EXERCISE INSTRUCTIONS:
Look at each line of the records and count those with "legend" in them. Please answer with the count alone.
▶
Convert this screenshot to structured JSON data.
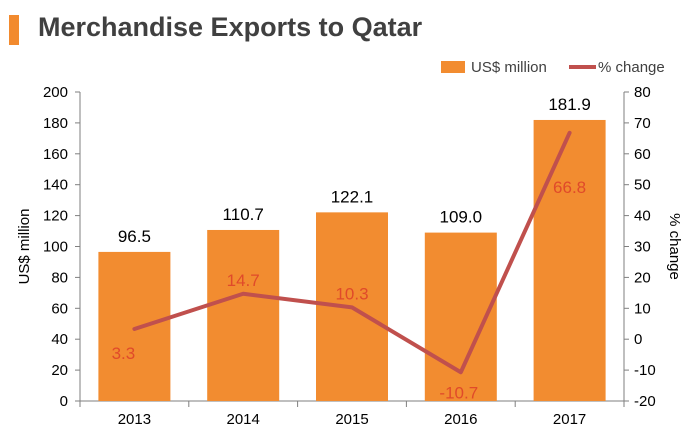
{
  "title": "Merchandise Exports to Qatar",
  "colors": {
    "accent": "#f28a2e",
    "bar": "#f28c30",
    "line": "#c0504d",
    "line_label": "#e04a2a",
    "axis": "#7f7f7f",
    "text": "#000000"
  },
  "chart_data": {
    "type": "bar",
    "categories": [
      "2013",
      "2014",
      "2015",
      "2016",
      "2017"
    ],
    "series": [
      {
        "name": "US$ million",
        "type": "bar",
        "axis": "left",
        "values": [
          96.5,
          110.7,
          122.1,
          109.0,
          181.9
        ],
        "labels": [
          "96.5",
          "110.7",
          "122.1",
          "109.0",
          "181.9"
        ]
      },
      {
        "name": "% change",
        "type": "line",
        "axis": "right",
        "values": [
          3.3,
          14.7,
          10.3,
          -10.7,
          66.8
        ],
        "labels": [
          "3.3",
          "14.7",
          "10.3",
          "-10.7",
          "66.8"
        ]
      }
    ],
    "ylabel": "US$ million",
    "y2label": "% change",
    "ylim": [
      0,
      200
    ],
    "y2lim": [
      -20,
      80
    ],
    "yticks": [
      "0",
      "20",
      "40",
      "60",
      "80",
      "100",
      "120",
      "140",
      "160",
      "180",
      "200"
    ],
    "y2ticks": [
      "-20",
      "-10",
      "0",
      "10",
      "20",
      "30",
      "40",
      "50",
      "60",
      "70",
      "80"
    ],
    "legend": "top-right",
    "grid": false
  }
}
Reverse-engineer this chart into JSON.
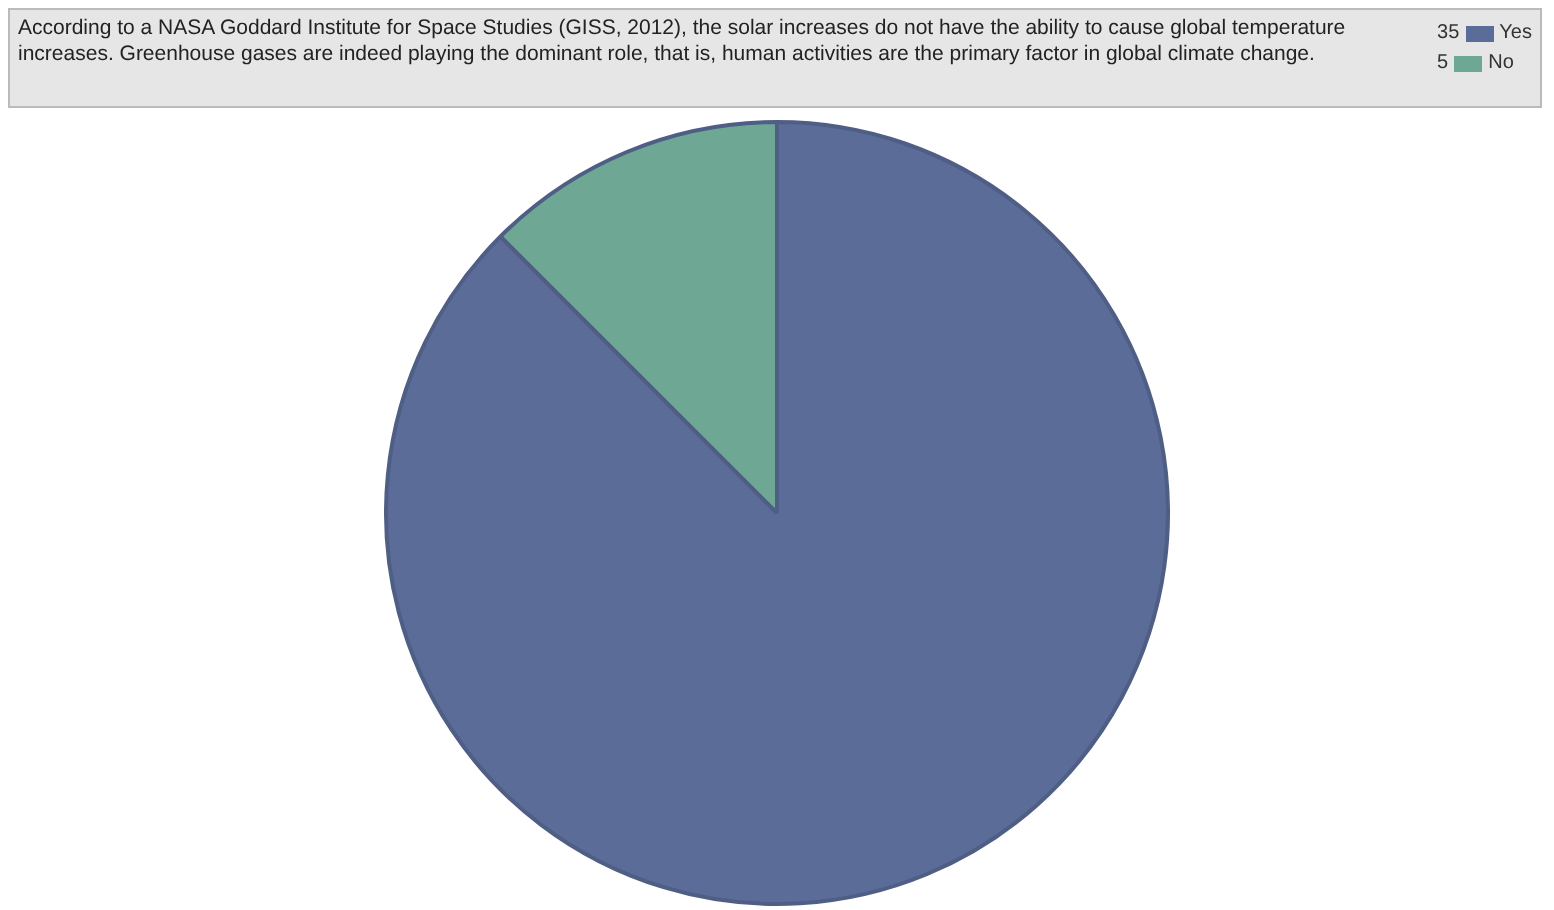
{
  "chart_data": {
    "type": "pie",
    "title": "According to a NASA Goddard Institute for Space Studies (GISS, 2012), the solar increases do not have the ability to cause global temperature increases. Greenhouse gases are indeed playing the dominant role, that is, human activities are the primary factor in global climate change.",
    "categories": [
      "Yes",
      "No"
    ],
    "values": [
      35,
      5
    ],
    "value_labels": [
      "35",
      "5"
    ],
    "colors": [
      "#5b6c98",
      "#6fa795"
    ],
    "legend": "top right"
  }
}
◀
▶
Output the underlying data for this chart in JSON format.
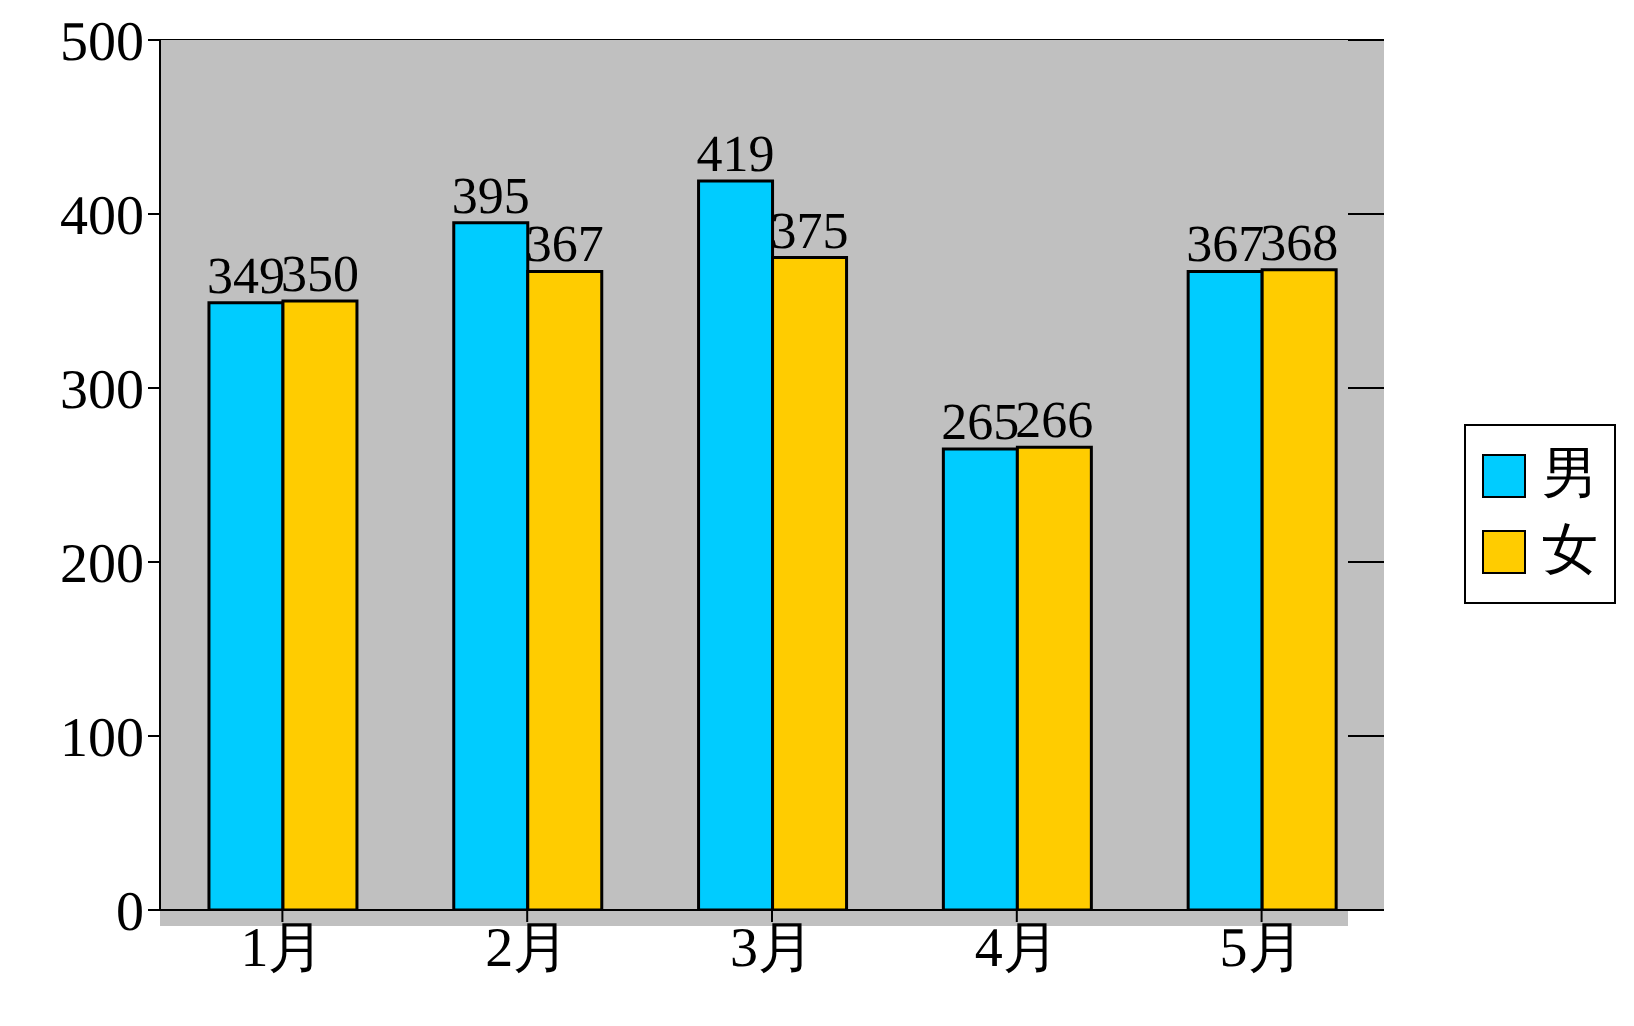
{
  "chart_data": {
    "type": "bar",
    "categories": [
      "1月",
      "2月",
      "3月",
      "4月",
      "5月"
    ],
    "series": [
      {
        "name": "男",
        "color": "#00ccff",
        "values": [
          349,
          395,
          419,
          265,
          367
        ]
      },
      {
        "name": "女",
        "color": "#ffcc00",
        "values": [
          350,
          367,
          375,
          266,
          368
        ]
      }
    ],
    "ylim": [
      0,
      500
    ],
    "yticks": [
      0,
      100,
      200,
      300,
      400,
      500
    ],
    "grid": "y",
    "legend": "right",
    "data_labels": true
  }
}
◀
SOLUTION TO THIS EXERCISE:
3